ESTRATTO DELLA PAGINA:
◆ ◆ ◆

Category: Venezuela

Se il futuro non esiste…

Se il futuro non esiste…

Avvertenze per il lettore:

Il seguente post contiene riflessioni sulla vita di difficile decifratura, trattate con esaustività parziale, che possono generare più confusione che chiarezza. Astenersi dalla lettura in casi di scarsità di tempo, limitata attenzione o in entrambi i casi.

“Ciascuno esamini i propri pensieri. Troverà che sono tutti concentrati nel passato o nell’avvenire. Non pensiamo quasi per niente al presente, e se ci pensiamo è solo in funzione di predisporre il futuro.
Il presente non costituisce mai il nostro fine. Passato e presente sono mezzi, solo l’avvenire è il nostro fine. Così non viviamo mai, ma speriamo di vivere, e preparandoci sempre a essere felici è inevitabile che non lo siamo mai…”
Blaise Pascal

Se prendiamo per vera l’opinione che il passato gia’ non e’ e che il futuro ancora non e’ (si poteva certo formulare in un italiano migliore, spero il lettore comprenda e perdoni) non rimane che il presente, hic et nunc, quello che i sapienti individuano come il momento della verita’.

Vivi il presente… Gia’… facile a dirsi. Vivi ogni giorno come fosse l’ultimo. Questa prospettiva sembra sposare l’idea di un “essere in divenire” come la pensava Eraclito, piuttosto che l’idea di immortalità e immobilità dell’essere concepita da  Parmenide (e dimostrata dai paradossi del discepolo Zenone). La mia ignoranza in tema di filosofia classica mi tiene all’oscuro (e qui il lettore mi aiuti) dell’esistenza di pensatori che abbiano risolto brillantemente tale dilemma, cioè se gli esseri umani siano in grado di arrivare a una conoscenza di sè abbastanza stabile e uniforme tale da poter di fornire valide indicazioni stradali a tutti (o imporre un modello “corretto” ai sottoposti) o se ogni vita è unica e portatrice di nuove conoscenze (e qui le regole e le norme perdono un pò del loro potere). Ma non è questo il tema di cui voglio scrivere, anche se  fornisce una scoppiettante introduzione.

◆ ◆ ◆

DATI GREZZI:

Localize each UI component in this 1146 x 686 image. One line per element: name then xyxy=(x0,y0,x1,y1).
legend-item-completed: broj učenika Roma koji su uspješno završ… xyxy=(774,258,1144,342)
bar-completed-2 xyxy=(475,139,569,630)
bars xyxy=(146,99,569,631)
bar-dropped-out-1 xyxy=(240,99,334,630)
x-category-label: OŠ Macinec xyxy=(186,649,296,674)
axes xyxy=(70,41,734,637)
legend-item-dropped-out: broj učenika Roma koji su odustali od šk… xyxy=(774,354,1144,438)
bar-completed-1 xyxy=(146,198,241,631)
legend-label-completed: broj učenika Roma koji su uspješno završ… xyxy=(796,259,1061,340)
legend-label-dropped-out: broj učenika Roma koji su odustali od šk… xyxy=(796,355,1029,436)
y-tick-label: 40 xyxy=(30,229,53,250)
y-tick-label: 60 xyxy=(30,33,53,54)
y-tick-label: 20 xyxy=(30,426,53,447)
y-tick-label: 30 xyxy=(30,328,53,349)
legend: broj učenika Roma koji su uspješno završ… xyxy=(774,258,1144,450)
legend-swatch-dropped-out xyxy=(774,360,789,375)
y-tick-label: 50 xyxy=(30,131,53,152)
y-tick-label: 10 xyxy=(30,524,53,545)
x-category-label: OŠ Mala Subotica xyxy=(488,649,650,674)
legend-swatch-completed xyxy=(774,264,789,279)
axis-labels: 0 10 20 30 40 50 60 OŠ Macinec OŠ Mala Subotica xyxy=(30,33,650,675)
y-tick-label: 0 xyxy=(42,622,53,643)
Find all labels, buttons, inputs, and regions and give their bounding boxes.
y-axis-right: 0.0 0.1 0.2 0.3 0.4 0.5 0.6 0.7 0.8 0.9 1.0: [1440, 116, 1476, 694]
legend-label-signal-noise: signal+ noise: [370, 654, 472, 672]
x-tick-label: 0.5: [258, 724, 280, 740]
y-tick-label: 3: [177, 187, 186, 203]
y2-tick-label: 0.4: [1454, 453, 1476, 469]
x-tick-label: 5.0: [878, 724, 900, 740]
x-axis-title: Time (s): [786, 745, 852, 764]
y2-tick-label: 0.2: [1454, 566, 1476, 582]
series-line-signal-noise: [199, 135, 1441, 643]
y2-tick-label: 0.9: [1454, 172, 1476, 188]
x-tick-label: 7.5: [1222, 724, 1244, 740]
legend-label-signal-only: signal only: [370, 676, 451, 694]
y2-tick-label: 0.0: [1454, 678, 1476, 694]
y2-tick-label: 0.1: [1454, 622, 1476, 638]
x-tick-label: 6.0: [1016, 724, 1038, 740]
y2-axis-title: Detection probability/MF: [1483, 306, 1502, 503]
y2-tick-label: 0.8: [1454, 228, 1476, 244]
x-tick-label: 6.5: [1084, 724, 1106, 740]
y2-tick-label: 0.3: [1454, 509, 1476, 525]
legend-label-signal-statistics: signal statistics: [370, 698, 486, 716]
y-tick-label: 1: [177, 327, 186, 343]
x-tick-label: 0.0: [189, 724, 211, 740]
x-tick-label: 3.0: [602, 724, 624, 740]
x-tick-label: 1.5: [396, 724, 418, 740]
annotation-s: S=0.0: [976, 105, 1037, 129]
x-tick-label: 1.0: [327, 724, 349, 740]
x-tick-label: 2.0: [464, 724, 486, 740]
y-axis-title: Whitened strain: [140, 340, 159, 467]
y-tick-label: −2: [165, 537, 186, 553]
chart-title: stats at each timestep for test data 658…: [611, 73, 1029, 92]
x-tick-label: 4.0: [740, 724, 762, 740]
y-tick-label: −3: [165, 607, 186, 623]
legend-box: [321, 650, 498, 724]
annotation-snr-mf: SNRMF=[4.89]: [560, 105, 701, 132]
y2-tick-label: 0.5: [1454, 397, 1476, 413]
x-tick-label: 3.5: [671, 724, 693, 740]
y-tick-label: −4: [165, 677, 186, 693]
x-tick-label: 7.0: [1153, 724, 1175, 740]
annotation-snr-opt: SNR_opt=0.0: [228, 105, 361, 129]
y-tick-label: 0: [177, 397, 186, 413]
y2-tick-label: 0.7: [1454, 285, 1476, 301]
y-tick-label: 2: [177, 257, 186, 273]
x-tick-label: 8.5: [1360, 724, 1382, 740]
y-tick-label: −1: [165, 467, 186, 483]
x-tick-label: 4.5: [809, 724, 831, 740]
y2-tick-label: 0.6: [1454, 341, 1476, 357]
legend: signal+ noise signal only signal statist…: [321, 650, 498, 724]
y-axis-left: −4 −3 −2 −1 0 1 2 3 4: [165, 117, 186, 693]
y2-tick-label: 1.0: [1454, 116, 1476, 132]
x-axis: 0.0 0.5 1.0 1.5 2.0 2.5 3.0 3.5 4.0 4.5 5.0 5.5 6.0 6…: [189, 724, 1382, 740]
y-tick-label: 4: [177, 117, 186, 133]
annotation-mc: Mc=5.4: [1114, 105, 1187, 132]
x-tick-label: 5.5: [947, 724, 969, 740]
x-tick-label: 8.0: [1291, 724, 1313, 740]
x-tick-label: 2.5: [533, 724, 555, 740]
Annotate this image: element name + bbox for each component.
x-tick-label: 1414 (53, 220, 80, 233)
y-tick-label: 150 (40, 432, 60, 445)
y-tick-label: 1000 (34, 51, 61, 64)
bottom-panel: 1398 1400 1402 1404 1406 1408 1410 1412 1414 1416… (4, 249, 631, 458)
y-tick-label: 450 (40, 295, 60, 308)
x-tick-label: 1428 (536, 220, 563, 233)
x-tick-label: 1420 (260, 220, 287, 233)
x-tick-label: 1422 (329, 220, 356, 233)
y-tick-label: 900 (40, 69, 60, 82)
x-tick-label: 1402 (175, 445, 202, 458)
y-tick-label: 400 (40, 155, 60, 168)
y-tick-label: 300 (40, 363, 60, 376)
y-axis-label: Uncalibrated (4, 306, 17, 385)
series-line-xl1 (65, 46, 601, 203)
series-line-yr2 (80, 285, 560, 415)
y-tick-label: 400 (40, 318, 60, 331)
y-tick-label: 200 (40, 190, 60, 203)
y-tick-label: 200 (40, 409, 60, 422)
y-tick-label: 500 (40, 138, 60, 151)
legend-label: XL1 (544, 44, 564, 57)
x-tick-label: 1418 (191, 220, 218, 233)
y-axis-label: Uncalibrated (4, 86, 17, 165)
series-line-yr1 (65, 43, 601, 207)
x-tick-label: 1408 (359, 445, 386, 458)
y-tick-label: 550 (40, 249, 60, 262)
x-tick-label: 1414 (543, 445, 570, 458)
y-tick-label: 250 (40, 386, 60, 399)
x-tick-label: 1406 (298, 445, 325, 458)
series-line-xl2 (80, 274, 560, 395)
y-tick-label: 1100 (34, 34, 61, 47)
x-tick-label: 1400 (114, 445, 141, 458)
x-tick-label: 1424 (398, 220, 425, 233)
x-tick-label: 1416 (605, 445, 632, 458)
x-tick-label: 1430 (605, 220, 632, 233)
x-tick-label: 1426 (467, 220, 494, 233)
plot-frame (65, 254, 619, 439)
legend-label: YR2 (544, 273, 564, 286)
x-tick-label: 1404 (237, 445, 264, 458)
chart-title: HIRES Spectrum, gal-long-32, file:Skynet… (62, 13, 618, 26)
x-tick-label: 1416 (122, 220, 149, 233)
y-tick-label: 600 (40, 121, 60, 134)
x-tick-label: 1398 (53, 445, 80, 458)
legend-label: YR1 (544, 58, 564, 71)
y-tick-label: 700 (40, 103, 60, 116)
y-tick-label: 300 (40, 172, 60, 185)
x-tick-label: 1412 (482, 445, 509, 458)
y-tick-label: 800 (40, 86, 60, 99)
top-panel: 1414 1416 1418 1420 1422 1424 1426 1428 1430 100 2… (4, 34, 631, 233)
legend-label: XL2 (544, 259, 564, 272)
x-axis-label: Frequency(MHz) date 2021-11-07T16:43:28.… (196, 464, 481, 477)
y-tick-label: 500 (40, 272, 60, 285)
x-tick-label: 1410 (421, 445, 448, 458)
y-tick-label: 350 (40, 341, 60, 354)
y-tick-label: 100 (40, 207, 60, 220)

◆ ◆ ◆

CONSEGNA 1:
Secondo la riflessione sul presente, quale discepolo di Parmenide dimostrò con i suoi paradossi l'immobilità dell'essere?
CONSEGNA 2:
Scrivi il seguito della riflessione sul presente, partendo subito dopo la sua ultima frase.
L'elenco non ha alcun ruolo in questo esercizio.

RISPOSTA 1:
Zenone.

RISPOSTA 2:
Tornando al vivere oggi vs. pianificare il futuro (inesistente vista la premessa), ho negli ultimi tempi potuto conoscere più da vicino quell’aspetto del vivere il presente che si chiama vivere alla giornata. Si tratta forse di una versione “sudamericanizzata” della questione che certo ha evidenti limitazioni (soprattutto ai fini previdenziali e di costruzione di una vita sicura), alcuni vantaggi e molti nemici nella parte più vecchia del pianeta, quella che grazie ad armi, acciaio e malattie si è sviluppata più in fretta e più ferocemente di tutti gli altri. E’ da lì che provengo, ed è da questo che mi sono momentaneamente allontanato, anche se le mie aspettative nei confronti delle altre persone seguano ancora i valori tipici di tale cultura.

Provengo dalla cultura del mutuo e della casa di proprietà, dell’INPS, del “se ti impegni oggi raccoglierari i tuoi frutti domani”, del “quello è proprio nato per fare il medico/ingegnere/muratore/panettiere” e del “senza soldi non vali niente”. Insomma, la vecchia storia del Regno dei Cieli. Una società dove tutta una serie di norme tradizionali, tramandate di generazione in generazione, guidano all’impostazione della propria vita. Queste conoscenze tradizionali sono costruite su saperi condivisi e tramandati, basate su necessità sociali e organizzative, con una spruzzata di cultura del profitto e del successo per dare quel pizzico di sfida e motivazione agonistica.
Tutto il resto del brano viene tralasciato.